(begin)

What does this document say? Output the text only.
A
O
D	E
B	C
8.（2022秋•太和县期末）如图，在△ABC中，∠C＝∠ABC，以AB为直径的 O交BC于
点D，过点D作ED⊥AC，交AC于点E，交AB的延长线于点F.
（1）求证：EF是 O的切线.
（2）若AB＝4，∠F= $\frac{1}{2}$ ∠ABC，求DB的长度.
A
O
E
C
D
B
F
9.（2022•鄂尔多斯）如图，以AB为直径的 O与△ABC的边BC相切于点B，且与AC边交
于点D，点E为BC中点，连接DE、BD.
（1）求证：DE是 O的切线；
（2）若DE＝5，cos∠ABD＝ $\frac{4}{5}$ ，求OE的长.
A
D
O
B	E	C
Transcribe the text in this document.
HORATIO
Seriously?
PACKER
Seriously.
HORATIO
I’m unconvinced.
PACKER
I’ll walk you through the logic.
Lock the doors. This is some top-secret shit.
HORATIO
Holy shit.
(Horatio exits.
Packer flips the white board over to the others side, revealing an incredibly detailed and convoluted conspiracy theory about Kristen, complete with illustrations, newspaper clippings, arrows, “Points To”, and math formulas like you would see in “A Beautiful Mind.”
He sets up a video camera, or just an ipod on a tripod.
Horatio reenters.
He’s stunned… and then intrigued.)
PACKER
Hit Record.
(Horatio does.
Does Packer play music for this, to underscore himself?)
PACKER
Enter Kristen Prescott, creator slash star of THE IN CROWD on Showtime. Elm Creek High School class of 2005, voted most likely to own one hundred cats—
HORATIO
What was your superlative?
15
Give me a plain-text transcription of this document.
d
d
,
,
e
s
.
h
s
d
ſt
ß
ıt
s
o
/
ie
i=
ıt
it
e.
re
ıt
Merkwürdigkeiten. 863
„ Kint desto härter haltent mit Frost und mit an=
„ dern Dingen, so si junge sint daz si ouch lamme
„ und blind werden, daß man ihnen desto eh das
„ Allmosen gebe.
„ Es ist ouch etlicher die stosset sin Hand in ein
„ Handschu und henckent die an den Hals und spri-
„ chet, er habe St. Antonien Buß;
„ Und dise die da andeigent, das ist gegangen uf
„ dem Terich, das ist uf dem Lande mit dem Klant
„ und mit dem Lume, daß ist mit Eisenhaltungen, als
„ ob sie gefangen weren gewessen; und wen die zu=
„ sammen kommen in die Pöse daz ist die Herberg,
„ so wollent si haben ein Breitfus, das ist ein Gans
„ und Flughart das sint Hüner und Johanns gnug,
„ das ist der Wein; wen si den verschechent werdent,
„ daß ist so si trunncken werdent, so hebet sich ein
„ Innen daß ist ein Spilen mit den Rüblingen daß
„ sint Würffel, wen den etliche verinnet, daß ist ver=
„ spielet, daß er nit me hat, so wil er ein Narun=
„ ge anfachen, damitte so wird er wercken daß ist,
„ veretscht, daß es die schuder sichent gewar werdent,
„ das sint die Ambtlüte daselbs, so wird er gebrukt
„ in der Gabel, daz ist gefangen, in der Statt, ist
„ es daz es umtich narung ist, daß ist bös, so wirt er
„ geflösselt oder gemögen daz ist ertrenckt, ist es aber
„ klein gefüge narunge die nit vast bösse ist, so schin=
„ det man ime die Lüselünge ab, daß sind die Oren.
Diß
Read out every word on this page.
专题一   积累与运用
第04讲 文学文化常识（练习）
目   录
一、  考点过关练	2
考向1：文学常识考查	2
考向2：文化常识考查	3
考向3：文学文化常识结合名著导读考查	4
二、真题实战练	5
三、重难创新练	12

(end)

Starting with the line that contains "Read out every word on this page.", output every line through the end of the listing above, unchanged.

◆ Reply to the exercise
Read out every word on this page.
专题一   积累与运用
第04讲 文学文化常识（练习）
目   录
一、  考点过关练	2
考向1：文学常识考查	2
考向2：文化常识考查	3
考向3：文学文化常识结合名著导读考查	4
二、真题实战练	5
三、重难创新练	12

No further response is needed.